Copy down every line where the string "UZAVÍRKOU" shows up.

--------

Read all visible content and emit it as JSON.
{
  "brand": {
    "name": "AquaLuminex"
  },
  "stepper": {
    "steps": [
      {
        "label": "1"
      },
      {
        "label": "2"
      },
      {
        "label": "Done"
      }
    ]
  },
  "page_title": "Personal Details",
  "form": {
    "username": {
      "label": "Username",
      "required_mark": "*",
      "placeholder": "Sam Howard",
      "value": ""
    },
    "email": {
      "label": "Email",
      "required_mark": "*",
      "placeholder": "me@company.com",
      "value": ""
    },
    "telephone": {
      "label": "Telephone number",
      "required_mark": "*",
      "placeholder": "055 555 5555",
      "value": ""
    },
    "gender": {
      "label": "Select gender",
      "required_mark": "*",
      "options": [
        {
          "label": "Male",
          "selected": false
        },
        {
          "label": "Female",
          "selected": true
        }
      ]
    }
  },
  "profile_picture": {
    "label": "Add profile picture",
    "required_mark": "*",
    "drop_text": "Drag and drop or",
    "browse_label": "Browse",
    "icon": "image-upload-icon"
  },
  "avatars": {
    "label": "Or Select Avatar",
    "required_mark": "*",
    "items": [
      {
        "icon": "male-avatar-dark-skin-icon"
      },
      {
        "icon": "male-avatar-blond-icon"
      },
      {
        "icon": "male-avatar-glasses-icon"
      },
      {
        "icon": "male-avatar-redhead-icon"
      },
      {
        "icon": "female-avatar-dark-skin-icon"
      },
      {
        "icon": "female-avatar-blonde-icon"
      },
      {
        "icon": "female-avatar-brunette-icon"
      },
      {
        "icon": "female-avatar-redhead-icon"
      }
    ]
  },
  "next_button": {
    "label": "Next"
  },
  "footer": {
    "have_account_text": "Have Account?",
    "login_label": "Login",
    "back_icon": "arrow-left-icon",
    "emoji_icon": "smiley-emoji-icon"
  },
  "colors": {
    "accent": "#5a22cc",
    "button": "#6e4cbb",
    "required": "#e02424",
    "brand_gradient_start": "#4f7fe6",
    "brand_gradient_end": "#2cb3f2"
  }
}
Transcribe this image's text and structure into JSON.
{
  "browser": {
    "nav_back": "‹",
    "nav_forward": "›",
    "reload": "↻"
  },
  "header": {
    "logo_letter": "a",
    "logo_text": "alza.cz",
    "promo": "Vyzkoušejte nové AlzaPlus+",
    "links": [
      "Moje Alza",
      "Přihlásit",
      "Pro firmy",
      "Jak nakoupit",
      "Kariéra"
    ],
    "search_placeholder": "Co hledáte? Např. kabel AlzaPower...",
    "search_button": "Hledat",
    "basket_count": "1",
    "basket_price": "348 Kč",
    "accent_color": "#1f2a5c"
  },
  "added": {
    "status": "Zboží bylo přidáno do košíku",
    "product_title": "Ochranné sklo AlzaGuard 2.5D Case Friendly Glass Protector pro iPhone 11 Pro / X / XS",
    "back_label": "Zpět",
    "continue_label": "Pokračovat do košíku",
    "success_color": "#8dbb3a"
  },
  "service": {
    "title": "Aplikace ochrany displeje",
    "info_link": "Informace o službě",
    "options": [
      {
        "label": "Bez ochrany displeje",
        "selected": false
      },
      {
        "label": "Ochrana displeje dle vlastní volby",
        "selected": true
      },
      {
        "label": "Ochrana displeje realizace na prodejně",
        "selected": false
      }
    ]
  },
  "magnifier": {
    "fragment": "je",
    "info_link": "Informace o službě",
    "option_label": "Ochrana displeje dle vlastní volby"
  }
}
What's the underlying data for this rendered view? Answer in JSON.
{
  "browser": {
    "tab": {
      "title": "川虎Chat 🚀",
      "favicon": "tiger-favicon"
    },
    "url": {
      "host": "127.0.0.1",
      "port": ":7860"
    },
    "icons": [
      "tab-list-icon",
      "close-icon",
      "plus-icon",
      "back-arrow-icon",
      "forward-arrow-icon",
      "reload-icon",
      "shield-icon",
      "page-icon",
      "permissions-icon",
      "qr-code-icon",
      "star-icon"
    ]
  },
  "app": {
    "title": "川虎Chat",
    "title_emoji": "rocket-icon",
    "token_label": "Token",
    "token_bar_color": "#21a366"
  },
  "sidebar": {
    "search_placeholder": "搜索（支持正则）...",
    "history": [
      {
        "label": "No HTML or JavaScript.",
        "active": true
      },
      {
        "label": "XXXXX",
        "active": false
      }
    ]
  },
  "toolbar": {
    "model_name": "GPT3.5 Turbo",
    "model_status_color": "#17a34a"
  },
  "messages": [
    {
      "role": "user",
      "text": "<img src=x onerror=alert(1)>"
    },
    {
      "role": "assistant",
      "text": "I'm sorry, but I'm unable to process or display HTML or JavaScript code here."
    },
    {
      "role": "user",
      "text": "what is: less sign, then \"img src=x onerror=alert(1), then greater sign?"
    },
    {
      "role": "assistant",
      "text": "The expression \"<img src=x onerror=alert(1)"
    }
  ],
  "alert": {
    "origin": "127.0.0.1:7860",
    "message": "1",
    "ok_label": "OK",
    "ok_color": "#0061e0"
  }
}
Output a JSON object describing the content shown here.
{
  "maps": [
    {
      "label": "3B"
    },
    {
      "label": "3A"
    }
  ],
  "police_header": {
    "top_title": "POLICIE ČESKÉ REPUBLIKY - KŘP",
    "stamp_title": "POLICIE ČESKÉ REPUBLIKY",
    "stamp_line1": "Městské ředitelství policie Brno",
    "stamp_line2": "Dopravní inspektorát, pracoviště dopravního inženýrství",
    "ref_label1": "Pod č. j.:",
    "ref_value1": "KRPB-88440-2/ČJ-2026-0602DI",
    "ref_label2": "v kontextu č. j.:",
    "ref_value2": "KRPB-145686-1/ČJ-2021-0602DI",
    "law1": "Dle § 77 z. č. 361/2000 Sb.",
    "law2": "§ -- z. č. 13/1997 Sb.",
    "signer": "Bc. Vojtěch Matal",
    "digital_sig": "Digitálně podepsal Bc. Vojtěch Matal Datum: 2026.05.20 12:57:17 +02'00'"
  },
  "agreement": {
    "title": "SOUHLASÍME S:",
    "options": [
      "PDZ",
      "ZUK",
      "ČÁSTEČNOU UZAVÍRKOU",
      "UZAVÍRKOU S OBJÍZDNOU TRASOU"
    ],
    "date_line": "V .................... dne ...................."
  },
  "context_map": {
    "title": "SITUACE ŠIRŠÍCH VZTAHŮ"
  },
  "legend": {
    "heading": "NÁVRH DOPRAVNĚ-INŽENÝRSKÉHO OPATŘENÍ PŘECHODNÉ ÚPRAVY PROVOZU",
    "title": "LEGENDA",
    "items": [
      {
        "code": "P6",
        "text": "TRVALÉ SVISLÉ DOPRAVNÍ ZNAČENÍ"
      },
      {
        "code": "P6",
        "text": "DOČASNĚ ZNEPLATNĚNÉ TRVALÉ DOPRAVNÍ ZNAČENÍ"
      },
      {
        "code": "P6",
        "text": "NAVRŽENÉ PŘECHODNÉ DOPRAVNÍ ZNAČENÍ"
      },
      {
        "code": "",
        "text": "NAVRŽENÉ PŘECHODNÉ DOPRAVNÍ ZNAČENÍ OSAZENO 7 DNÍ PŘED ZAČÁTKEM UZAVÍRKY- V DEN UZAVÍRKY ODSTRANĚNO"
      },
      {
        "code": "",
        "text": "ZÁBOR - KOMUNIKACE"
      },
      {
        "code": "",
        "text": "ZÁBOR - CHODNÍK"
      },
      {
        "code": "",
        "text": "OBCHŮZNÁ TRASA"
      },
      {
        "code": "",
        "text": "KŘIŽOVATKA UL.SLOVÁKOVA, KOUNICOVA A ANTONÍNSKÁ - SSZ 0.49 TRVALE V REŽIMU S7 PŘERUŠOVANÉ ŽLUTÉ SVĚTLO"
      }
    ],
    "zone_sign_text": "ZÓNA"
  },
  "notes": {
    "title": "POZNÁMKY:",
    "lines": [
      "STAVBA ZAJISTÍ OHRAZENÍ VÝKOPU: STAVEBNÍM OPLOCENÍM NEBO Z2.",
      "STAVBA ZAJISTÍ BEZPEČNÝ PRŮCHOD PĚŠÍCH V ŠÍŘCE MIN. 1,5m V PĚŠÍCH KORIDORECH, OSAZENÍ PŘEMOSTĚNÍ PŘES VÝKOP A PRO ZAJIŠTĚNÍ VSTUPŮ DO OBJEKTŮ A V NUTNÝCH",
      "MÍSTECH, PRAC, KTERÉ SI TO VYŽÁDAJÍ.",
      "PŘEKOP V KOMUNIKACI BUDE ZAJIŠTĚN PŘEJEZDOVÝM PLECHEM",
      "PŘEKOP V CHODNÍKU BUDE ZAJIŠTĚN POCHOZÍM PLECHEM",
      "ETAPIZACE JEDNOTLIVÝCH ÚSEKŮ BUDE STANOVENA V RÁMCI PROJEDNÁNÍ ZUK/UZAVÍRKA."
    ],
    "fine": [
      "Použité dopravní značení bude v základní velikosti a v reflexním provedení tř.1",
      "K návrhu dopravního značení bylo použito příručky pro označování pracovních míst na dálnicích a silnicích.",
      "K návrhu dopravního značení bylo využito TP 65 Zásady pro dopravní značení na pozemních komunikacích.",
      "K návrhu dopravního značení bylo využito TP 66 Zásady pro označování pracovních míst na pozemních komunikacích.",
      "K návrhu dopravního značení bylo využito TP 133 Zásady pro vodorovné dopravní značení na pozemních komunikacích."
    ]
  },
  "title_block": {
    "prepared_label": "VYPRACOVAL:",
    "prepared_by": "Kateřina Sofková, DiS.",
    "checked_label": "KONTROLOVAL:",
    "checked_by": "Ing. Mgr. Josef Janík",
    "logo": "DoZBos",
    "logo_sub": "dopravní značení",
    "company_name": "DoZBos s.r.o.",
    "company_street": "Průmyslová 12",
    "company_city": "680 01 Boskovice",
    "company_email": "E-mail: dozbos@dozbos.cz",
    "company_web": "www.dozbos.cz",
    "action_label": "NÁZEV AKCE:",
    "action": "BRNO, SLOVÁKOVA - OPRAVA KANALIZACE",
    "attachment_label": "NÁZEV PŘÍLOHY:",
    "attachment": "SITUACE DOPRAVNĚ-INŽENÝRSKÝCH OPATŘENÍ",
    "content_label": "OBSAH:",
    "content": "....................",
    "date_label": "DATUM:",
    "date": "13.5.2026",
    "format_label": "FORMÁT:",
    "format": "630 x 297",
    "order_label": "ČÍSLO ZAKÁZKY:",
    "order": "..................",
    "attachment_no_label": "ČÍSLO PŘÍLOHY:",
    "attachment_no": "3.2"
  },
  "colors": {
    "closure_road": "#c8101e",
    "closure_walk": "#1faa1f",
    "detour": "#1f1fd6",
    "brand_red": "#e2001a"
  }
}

--------

▶ **Task result**:
      "ČÁSTEČNOU UZAVÍRKOU",
      "UZAVÍRKOU S OBJÍZDNOU TRASOU"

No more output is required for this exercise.